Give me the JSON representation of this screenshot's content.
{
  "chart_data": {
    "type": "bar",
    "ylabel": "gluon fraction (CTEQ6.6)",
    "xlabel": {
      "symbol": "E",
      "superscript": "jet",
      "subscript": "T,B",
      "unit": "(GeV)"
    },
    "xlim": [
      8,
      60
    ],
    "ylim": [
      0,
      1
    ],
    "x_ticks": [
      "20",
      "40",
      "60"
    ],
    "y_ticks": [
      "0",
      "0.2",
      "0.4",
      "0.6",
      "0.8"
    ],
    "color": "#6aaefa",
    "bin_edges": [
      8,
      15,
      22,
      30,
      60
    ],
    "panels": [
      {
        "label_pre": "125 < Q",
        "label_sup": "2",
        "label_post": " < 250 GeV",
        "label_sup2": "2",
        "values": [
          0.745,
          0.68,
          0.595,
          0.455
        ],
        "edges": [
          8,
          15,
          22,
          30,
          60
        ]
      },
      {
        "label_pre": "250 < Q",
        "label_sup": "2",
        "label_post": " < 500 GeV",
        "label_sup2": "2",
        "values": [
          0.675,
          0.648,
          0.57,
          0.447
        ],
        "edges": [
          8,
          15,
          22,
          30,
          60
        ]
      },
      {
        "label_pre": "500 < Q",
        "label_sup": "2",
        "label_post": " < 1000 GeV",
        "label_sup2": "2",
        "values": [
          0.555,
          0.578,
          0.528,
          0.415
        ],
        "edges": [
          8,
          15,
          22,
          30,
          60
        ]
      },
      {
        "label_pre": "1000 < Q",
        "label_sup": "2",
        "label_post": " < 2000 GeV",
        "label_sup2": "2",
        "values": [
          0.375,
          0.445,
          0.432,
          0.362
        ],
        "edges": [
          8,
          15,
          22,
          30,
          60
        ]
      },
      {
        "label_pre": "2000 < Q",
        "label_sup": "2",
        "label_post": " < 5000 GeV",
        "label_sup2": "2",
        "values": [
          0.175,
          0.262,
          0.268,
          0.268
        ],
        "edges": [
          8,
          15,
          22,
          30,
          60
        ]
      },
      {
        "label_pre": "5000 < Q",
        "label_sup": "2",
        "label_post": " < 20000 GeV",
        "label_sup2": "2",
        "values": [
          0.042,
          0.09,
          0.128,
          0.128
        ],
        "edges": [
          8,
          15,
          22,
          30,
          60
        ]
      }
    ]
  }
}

• • • • •

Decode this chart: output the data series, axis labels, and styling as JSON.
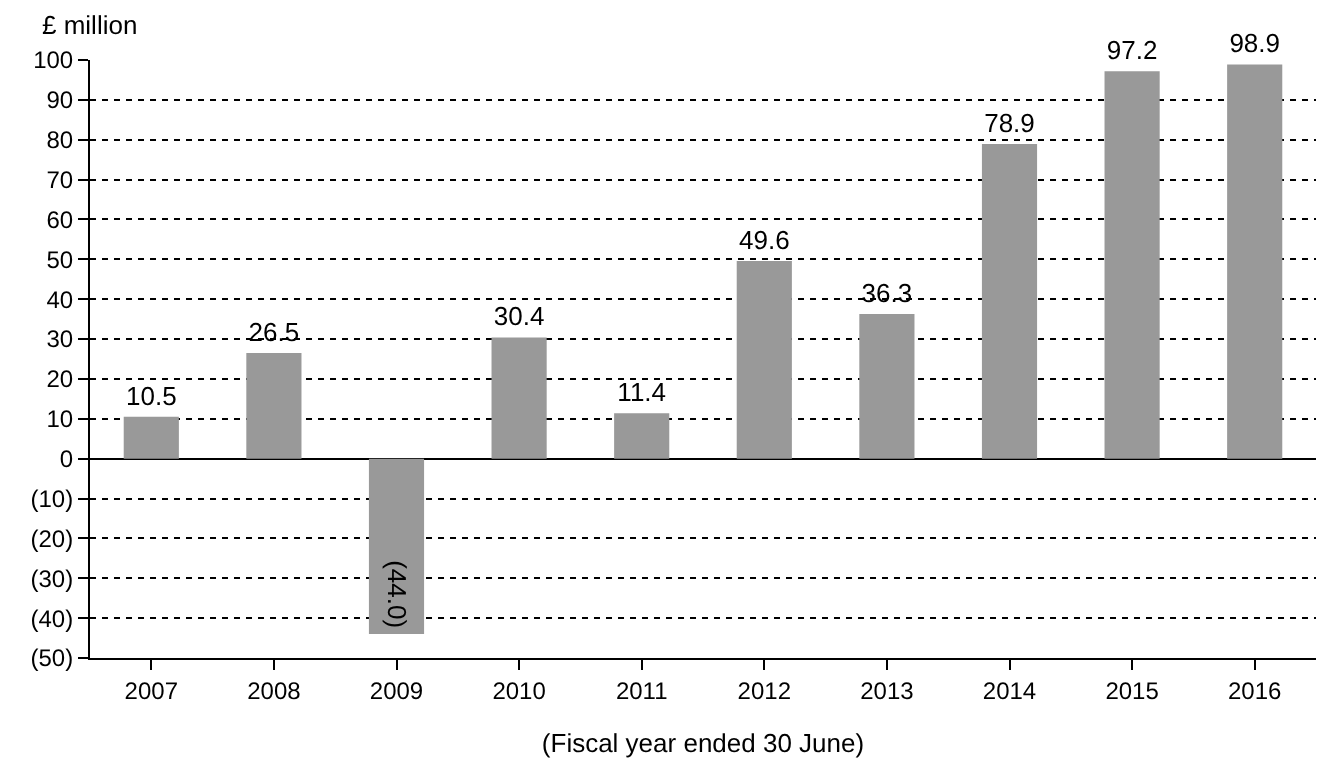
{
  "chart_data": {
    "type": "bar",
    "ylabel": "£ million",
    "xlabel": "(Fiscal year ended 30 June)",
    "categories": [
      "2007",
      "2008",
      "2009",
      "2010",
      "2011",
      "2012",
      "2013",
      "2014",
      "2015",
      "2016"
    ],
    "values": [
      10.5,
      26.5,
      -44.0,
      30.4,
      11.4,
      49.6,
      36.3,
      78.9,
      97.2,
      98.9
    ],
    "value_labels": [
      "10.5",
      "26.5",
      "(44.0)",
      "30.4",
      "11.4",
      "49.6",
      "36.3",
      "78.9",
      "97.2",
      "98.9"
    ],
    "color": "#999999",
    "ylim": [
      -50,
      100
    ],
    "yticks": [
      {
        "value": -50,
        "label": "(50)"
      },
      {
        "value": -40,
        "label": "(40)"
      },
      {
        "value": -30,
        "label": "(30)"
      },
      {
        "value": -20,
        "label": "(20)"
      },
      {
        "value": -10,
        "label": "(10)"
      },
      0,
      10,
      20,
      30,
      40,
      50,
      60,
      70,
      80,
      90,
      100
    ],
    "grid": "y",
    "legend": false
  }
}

• • • • •

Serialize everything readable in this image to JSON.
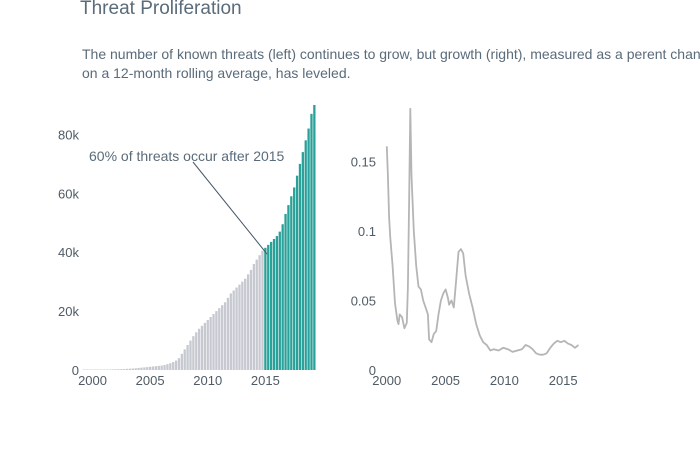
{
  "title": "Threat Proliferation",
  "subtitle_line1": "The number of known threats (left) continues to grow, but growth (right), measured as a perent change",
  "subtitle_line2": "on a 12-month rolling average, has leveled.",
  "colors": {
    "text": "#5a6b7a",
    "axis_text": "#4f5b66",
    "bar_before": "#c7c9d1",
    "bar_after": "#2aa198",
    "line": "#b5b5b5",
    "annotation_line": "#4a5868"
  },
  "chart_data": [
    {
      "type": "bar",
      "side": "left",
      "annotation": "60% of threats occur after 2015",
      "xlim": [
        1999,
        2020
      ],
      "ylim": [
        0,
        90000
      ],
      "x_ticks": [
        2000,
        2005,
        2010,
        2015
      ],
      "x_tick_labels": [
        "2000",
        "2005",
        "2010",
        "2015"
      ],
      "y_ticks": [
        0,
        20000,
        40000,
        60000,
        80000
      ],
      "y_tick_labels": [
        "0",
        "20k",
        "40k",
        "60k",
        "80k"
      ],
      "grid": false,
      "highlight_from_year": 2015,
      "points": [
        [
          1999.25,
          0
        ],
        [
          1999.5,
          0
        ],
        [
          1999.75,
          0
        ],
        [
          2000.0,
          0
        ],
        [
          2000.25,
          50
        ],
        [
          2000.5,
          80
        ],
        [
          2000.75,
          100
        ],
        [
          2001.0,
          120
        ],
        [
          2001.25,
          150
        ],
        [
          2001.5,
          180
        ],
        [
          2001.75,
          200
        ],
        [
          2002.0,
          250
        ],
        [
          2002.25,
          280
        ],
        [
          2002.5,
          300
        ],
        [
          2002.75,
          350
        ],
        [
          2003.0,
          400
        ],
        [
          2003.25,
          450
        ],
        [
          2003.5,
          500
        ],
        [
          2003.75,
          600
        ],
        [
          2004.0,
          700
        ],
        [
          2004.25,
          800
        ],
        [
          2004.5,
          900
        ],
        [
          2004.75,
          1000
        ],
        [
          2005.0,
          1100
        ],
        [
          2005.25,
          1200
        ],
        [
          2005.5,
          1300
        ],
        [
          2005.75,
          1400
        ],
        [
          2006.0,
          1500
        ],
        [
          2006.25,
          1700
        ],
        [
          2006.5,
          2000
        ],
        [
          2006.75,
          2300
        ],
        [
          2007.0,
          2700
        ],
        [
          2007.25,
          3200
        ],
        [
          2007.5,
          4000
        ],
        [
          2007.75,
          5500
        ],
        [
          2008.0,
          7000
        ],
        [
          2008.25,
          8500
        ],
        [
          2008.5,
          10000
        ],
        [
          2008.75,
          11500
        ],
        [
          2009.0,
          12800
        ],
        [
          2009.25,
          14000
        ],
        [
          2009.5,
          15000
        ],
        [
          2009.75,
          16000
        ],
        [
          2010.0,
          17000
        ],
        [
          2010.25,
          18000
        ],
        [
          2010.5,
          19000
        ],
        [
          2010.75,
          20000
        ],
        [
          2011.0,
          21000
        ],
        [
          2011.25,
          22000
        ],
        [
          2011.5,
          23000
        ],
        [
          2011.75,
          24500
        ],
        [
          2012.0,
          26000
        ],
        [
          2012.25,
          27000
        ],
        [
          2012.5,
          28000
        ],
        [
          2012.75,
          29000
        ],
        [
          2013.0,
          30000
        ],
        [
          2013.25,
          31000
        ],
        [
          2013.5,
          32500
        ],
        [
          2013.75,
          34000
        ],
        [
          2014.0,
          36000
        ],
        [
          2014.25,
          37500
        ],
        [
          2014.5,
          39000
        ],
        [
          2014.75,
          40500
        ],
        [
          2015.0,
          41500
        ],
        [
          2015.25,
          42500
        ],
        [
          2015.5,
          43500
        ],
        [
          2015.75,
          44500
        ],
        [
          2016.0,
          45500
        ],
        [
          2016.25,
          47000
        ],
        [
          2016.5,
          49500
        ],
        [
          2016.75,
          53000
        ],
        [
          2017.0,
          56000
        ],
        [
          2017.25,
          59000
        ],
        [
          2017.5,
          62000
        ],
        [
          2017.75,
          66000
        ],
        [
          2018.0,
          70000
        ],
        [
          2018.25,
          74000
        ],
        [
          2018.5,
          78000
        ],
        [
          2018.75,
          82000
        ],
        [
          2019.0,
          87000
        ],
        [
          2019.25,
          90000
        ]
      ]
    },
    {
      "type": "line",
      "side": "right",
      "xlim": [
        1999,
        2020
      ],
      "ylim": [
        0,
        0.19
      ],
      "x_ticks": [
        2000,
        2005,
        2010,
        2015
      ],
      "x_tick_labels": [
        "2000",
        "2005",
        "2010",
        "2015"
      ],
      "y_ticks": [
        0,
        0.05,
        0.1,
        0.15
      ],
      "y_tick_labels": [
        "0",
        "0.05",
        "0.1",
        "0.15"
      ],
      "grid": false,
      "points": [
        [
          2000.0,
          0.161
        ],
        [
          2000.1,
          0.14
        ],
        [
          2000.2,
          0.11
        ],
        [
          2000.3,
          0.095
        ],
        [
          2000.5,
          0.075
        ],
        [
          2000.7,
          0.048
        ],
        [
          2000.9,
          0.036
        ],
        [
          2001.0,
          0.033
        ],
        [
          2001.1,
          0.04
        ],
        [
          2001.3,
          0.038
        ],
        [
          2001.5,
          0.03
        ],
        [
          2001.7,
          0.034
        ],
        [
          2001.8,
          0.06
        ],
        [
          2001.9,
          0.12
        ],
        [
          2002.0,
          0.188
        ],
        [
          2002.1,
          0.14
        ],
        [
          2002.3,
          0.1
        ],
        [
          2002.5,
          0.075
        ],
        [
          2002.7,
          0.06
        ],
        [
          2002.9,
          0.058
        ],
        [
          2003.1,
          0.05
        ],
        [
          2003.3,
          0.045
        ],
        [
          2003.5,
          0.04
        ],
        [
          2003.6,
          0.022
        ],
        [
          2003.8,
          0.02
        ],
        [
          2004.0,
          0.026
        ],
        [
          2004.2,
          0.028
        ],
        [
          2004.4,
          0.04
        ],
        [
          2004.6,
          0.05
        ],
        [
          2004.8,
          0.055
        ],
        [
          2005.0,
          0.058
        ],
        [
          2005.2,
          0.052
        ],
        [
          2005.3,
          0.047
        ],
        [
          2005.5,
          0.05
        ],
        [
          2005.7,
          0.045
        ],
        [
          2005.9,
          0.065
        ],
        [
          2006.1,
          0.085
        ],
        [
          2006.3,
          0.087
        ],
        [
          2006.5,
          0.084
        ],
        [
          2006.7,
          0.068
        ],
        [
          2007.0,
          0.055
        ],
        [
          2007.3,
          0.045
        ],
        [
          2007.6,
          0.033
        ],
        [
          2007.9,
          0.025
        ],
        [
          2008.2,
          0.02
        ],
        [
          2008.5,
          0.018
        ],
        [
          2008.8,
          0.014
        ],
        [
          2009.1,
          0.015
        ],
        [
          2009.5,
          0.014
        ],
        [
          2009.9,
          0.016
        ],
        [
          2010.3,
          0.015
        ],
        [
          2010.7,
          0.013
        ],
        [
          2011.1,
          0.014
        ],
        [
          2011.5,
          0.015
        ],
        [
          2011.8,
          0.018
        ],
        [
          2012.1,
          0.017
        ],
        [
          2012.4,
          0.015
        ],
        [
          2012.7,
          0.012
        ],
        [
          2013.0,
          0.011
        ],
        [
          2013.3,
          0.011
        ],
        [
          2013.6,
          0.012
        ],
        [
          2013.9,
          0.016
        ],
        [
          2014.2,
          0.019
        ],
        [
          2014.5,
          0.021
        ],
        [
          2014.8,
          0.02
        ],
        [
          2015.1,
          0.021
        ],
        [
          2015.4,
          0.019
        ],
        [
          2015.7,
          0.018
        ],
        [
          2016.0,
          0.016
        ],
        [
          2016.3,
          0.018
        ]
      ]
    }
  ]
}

• • • • •

Objective ▸ Filter the records, keeping only lines that contain "ylabel", and show those lines.

Solved exercise ▸
    "ylabel": "gluon fraction (CTEQ6.6)",
    "ylabel": "£ million",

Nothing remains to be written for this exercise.